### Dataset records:
────────────────

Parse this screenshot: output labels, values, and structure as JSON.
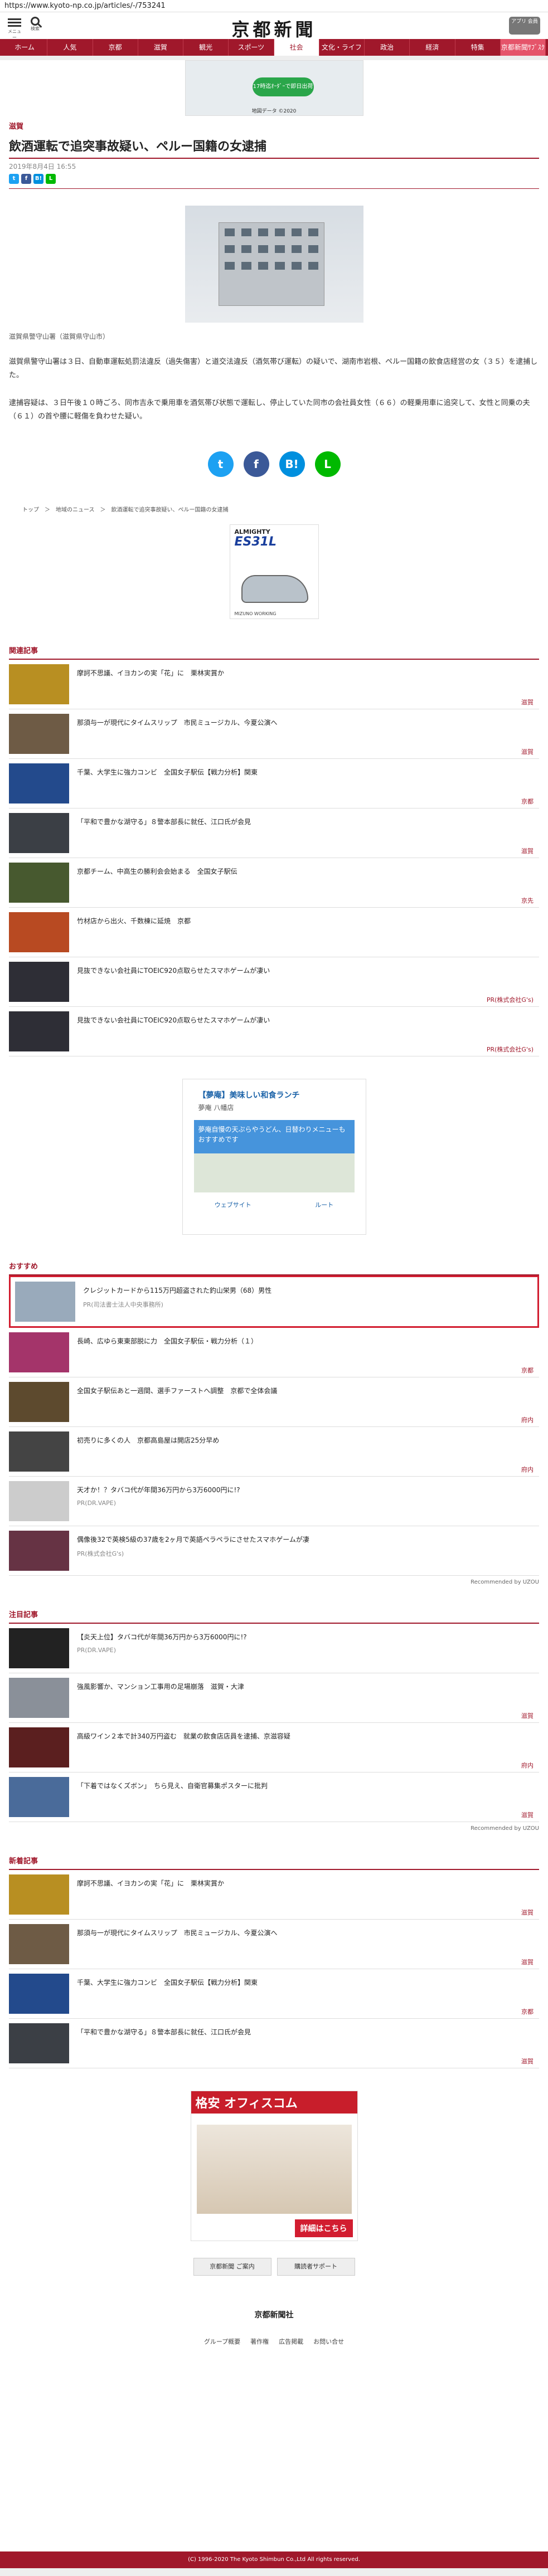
{
  "url": "https://www.kyoto-np.co.jp/articles/-/753241",
  "header": {
    "menu_label": "メニュー",
    "search_label": "検索",
    "logo": "京都新聞",
    "app_button": "アプリ\n会員"
  },
  "nav": [
    "ホーム",
    "人気",
    "京都",
    "滋賀",
    "観光",
    "スポーツ",
    "社会",
    "文化・ライフ",
    "政治",
    "経済",
    "特集",
    "京都新聞ｻﾌﾞｽｸ"
  ],
  "ad_top": {
    "button": "17時迄ｵｰﾀﾞｰで即日出荷",
    "caption": "地図データ ©2020"
  },
  "article": {
    "category": "滋賀",
    "title": "飲酒運転で追突事故疑い、ペルー国籍の女逮捕",
    "date": "2019年8月4日 16:55",
    "caption": "滋賀県警守山署（滋賀県守山市）",
    "p1": "滋賀県警守山署は３日、自動車運転処罰法違反（過失傷害）と道交法違反（酒気帯び運転）の疑いで、湖南市岩根、ペルー国籍の飲食店経営の女（３５）を逮捕した。",
    "p2": "逮捕容疑は、３日午後１０時ごろ、同市吉永で乗用車を酒気帯び状態で運転し、停止していた同市の会社員女性（６６）の軽乗用車に追突して、女性と同乗の夫（６１）の首や腰に軽傷を負わせた疑い。"
  },
  "share": {
    "tw": "t",
    "fb": "f",
    "hb": "B!",
    "line": "L"
  },
  "breadcrumb": "トップ　＞　地域のニュース　＞　飲酒運転で追突事故疑い、ペルー国籍の女逮捕",
  "shoe_ad": {
    "t1": "ALMIGHTY",
    "t2": "ES31L",
    "foot": "MIZUNO WORKING"
  },
  "related_title": "関連記事",
  "related": [
    {
      "text": "摩訶不思議、イヨカンの実「花」に　栗林実賞か",
      "tag": "滋賀",
      "color": "#b88f22"
    },
    {
      "text": "那須与一が現代にタイムスリップ　市民ミュージカル、今夏公演へ",
      "tag": "滋賀",
      "color": "#6e5b45"
    },
    {
      "text": "千葉、大学生に強力コンビ　全国女子駅伝【戦力分析】関東",
      "tag": "京都",
      "color": "#234a8c"
    },
    {
      "text": "「平和で豊かな湖守る」８警本部長に就任、江口氏が会見",
      "tag": "滋賀",
      "color": "#3b3f45"
    },
    {
      "text": "京都チーム、中高生の勝利会会始まる　全国女子駅伝",
      "tag": "京先",
      "color": "#47592f"
    },
    {
      "text": "竹材店から出火、千数棟に延焼　京都",
      "tag": "",
      "color": "#b84a22"
    },
    {
      "text": "見抜できない会社員にTOEIC920点取らせたスマホゲームが凄い",
      "tag": "PR(株式会社G's)",
      "color": "#2e2e36"
    },
    {
      "text": "見抜できない会社員にTOEIC920点取らせたスマホゲームが凄い",
      "tag": "PR(株式会社G's)",
      "color": "#2e2e36"
    }
  ],
  "map_ad": {
    "title": "【夢庵】美味しい和食ランチ",
    "sub": "夢庵 八幡店",
    "blue": "夢庵自慢の天ぷらやうどん、日替わりメニューもおすすめです",
    "b1": "ウェブサイト",
    "b2": "ルート"
  },
  "rec_title": "おすすめ",
  "rec": [
    {
      "text": "クレジットカードから115万円超盗された釣山栄男（68）男性",
      "pr": "PR(司法書士法人中央事務所)",
      "color": "#9ab"
    },
    {
      "text": "長崎、広ゆら東東部脱に力　全国女子駅伝・戦力分析（１）",
      "tag": "京都",
      "color": "#a4346a"
    },
    {
      "text": "全国女子駅伝あと一週間、選手ファーストへ調整　京都で全体会議",
      "tag": "府内",
      "color": "#5d4a2e"
    },
    {
      "text": "初売りに多くの人　京都高島屋は開店25分早め",
      "tag": "府内",
      "color": "#444"
    },
    {
      "text": "天才か！？タバコ代が年間36万円から3万6000円に!?",
      "pr": "PR(DR.VAPE)",
      "color": "#ccc"
    },
    {
      "text": "偶像後32で英検5級の37歳を2ヶ月で英語ペラペラにさせたスマホゲームが凄",
      "pr": "PR(株式会社G's)",
      "color": "#634"
    }
  ],
  "recommended_by": "Recommended by UZOU",
  "notice_title": "注目記事",
  "notice": [
    {
      "text": "【炎天上位】タバコ代が年間36万円から3万6000円に!?",
      "pr": "PR(DR.VAPE)",
      "color": "#222"
    },
    {
      "text": "強風影響か、マンション工事用の足場崩落　滋賀・大津",
      "tag": "滋賀",
      "color": "#8a9099"
    },
    {
      "text": "高級ワイン２本で計340万円盗む　就業の飲食店店員を逮捕、京滋容疑",
      "tag": "府内",
      "color": "#5b1f1f"
    },
    {
      "text": "「下着ではなくズボン」　ちら見え、自衛官募集ポスターに批判",
      "tag": "滋賀",
      "color": "#4a6b9a"
    }
  ],
  "new_title": "新着記事",
  "new": [
    {
      "text": "摩訶不思議、イヨカンの実「花」に　栗林実賞か",
      "tag": "滋賀",
      "color": "#b88f22"
    },
    {
      "text": "那須与一が現代にタイムスリップ　市民ミュージカル、今夏公演へ",
      "tag": "滋賀",
      "color": "#6e5b45"
    },
    {
      "text": "千葉、大学生に強力コンビ　全国女子駅伝【戦力分析】関東",
      "tag": "京都",
      "color": "#234a8c"
    },
    {
      "text": "「平和で豊かな湖守る」８警本部長に就任、江口氏が会見",
      "tag": "滋賀",
      "color": "#3b3f45"
    }
  ],
  "big_ad": {
    "head": "格安 オフィスコム",
    "cta": "詳細はこちら"
  },
  "footer": {
    "btn1": "京都新聞 ご案内",
    "btn2": "購読者サポート",
    "logo": "京都新聞社",
    "links": [
      "グループ概要",
      "著作権",
      "広告掲載",
      "お問い合せ"
    ],
    "copyright": "(C) 1996-2020 The Kyoto Shimbun Co.,Ltd All rights reserved."
  }
}
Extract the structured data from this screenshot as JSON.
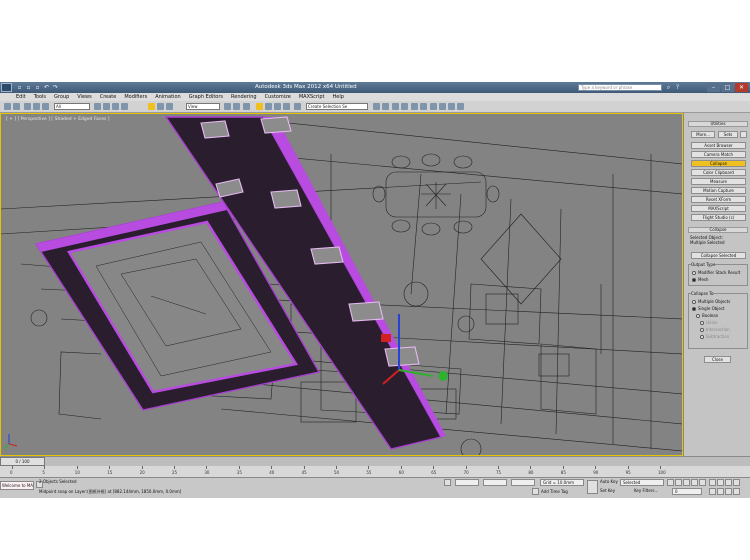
{
  "window": {
    "title": "Autodesk 3ds Max  2012 x64      Untitled",
    "help_search_placeholder": "Type a keyword or phrase"
  },
  "menu": [
    "Edit",
    "Tools",
    "Group",
    "Views",
    "Create",
    "Modifiers",
    "Animation",
    "Graph Editors",
    "Rendering",
    "Customize",
    "MAXScript",
    "Help"
  ],
  "toolbar": {
    "selection_filter": "All",
    "reference_coord": "View",
    "named_selection": "Create Selection Se"
  },
  "viewport": {
    "label": "[ + ] [ Perspective ] [ Shaded + Edged Faces ]"
  },
  "command_panel": {
    "title": "Utilities",
    "more_label": "More...",
    "sets_label": "Sets",
    "utilities": [
      "Asset Browser",
      "Camera Match",
      "Collapse",
      "Color Clipboard",
      "Measure",
      "Motion Capture",
      "Reset XForm",
      "MAXScript",
      "Flight Studio (c)"
    ],
    "active_utility": "Collapse",
    "collapse_rollout_title": "Collapse",
    "selected_object_label": "Selected Object:",
    "selected_object_value": "Multiple Selected",
    "collapse_selected_label": "Collapse Selected",
    "output_type_label": "Output Type",
    "output_options": [
      "Modifier Stack Result",
      "Mesh"
    ],
    "collapse_to_label": "Collapse To",
    "collapse_to_options": [
      "Multiple Objects",
      "Single Object"
    ],
    "boolean_label": "Boolean",
    "boolean_options": [
      "Union",
      "Intersection",
      "Subtraction"
    ],
    "close_label": "Close"
  },
  "timeline": {
    "frame_readout": "0 / 100",
    "ticks": [
      "0",
      "5",
      "10",
      "15",
      "20",
      "25",
      "30",
      "35",
      "40",
      "45",
      "50",
      "55",
      "60",
      "65",
      "70",
      "75",
      "80",
      "85",
      "90",
      "95",
      "100"
    ]
  },
  "status": {
    "maxscript_label": "Welcome to MAXScript.",
    "selection_status": "2 Objects Selected",
    "prompt": "Midpoint snap on Layer:(图纸外框) at [882.144mm, 1850.0mm, 0.0mm]",
    "grid": "Grid = 10.0mm",
    "add_time_tag": "Add Time Tag",
    "auto_key": "Auto Key",
    "set_key": "Set Key",
    "key_mode": "Selected",
    "key_filters": "Key Filters...",
    "current_frame": "0"
  }
}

────────────────

### WHAT YOU NEED TO DO:
Read through the data and copy every line where "caption" shows up.

### REPLY:
    "caption": "地図データ ©2020"
    "caption": "滋賀県警守山署（滋賀県守山市）",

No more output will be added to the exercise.